Extracted records:
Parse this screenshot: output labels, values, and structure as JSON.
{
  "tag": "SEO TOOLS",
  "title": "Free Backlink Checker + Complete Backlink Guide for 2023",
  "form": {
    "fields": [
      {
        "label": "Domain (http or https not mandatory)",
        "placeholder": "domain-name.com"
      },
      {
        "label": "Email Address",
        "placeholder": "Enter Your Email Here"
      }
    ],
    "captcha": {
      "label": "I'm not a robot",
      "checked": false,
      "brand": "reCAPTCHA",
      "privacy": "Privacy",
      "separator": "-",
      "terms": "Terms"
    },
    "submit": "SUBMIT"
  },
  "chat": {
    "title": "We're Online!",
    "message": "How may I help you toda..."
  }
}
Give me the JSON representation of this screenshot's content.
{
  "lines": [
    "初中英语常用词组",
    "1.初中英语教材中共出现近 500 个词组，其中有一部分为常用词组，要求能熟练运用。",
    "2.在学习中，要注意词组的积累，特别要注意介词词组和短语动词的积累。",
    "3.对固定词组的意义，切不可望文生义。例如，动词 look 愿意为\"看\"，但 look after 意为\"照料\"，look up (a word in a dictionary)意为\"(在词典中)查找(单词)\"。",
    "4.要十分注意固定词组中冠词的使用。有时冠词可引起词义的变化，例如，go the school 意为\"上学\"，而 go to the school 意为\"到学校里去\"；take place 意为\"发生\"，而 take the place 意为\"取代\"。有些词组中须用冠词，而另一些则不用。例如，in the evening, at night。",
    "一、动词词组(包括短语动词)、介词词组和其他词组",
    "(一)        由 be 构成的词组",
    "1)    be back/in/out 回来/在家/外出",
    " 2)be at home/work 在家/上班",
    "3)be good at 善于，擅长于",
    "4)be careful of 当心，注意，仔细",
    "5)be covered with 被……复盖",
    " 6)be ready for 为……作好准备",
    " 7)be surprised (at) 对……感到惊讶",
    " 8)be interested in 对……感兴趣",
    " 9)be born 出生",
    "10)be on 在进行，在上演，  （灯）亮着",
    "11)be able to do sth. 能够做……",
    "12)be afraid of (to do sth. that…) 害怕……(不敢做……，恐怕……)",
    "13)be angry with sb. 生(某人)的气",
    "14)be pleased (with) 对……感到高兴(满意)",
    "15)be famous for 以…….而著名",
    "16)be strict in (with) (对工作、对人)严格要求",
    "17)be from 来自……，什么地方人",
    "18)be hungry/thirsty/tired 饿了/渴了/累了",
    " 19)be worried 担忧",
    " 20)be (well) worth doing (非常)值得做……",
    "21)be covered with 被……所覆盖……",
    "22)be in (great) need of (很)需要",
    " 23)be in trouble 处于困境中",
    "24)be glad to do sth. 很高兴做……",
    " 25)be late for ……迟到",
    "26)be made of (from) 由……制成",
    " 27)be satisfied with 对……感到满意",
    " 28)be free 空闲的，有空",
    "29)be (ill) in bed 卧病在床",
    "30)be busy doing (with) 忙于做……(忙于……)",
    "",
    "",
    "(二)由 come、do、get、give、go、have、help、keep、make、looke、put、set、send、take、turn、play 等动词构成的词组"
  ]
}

What is asked: List every line above that holds the word "from".

Output:
    "17)be from 来自……，什么地方人",
    "26)be made of (from) 由……制成",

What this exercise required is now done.